**Records for this exercise:**
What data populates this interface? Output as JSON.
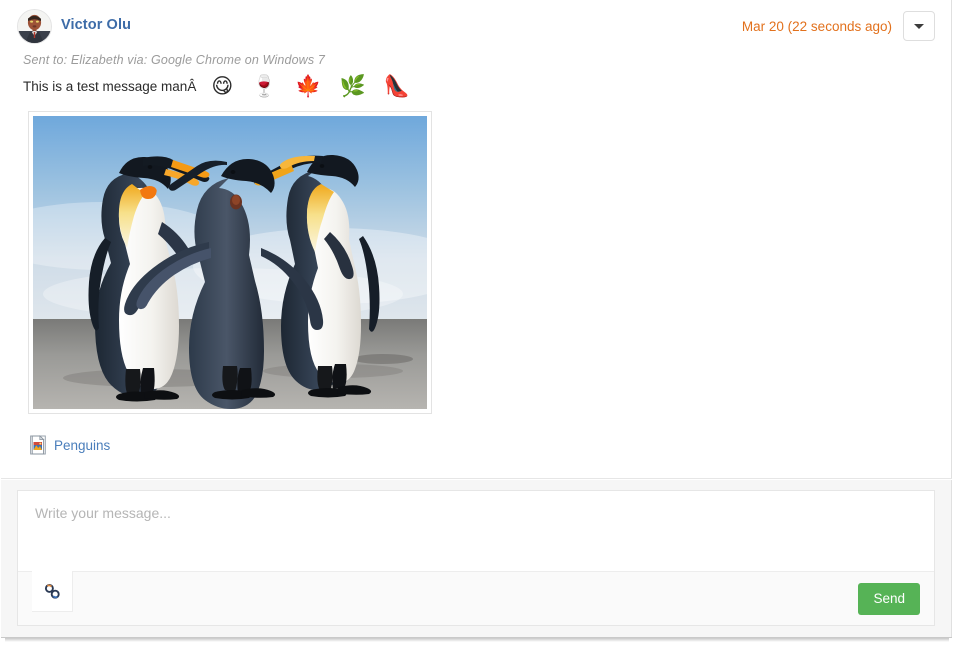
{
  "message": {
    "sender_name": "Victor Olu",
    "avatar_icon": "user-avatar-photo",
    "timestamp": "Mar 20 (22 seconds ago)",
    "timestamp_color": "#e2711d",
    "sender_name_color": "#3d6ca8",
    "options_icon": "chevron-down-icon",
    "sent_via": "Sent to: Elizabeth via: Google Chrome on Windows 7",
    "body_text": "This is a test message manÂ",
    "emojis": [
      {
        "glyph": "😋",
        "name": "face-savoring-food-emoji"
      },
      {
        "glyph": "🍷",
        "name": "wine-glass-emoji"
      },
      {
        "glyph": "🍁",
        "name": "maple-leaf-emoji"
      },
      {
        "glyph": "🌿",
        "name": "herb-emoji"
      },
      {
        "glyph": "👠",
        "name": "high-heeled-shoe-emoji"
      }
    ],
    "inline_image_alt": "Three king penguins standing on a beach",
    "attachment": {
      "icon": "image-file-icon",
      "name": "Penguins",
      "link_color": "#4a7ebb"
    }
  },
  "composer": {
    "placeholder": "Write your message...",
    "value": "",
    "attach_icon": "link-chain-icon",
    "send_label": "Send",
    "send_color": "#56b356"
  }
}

---

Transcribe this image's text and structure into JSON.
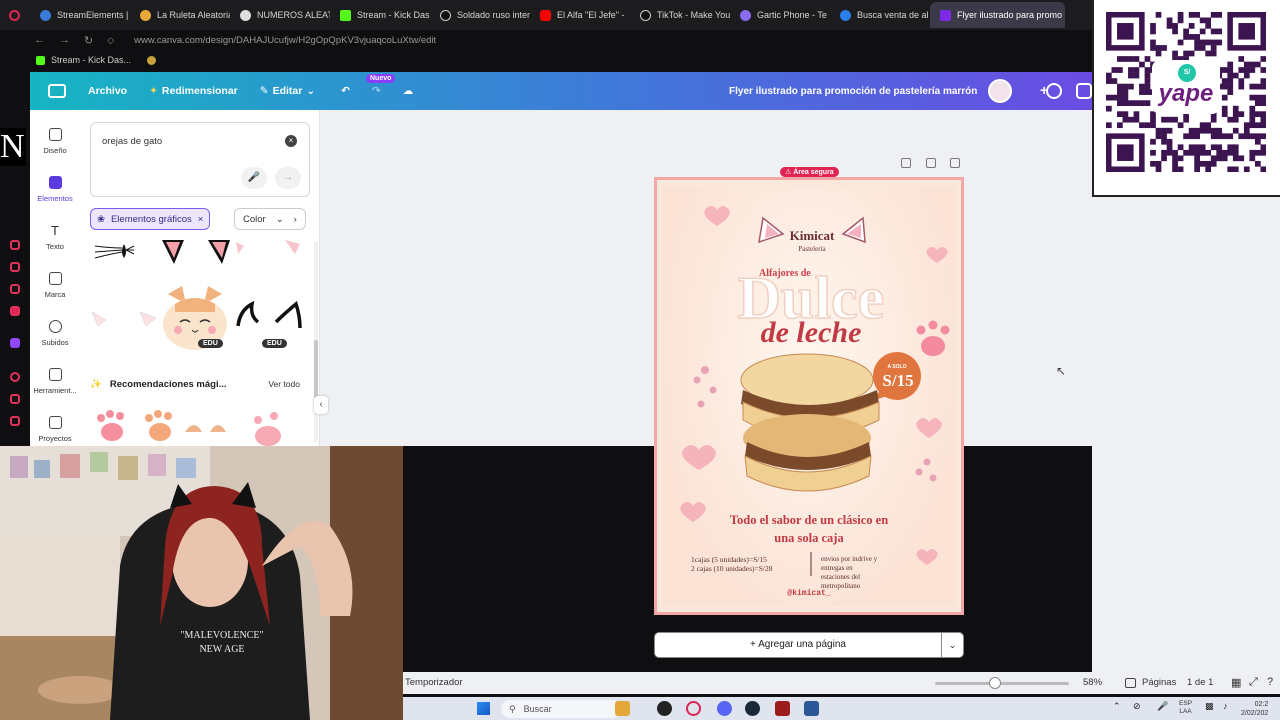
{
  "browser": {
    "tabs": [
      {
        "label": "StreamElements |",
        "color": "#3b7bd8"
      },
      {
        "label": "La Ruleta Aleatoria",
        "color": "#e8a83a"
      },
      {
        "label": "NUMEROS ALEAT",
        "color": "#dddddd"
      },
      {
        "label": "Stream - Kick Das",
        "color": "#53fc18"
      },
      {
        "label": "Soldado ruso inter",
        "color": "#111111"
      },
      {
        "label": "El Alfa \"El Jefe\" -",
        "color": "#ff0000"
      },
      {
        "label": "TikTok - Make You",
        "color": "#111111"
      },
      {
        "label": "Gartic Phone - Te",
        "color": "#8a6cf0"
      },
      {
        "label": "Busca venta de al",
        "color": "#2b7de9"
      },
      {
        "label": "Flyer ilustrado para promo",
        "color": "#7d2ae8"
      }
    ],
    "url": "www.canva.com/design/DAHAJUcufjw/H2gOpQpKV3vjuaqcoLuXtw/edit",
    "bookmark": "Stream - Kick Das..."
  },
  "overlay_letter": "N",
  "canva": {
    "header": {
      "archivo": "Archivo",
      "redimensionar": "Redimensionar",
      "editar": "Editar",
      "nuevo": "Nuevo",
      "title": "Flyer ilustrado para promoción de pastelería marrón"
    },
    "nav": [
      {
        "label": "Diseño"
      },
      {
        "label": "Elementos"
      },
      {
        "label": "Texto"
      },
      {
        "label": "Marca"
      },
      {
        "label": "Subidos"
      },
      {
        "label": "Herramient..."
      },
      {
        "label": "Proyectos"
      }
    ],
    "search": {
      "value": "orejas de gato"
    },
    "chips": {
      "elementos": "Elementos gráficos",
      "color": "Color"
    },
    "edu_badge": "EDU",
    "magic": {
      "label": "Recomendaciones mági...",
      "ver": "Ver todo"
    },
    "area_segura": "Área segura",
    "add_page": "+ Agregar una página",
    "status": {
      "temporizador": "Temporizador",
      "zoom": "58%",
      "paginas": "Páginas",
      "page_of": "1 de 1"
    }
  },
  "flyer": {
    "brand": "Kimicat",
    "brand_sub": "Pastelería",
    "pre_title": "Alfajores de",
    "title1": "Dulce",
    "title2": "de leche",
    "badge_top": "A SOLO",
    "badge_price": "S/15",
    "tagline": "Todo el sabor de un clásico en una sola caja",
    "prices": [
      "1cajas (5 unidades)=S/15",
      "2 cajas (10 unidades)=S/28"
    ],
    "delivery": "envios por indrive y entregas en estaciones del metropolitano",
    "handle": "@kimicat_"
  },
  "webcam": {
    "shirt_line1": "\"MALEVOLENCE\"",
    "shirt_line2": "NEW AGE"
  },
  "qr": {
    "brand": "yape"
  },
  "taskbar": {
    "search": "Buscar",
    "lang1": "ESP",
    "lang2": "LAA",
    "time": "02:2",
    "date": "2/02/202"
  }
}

**Exercise:**
State the count of lines with the word "message" in them, and write nothing else.

**The reply:**
3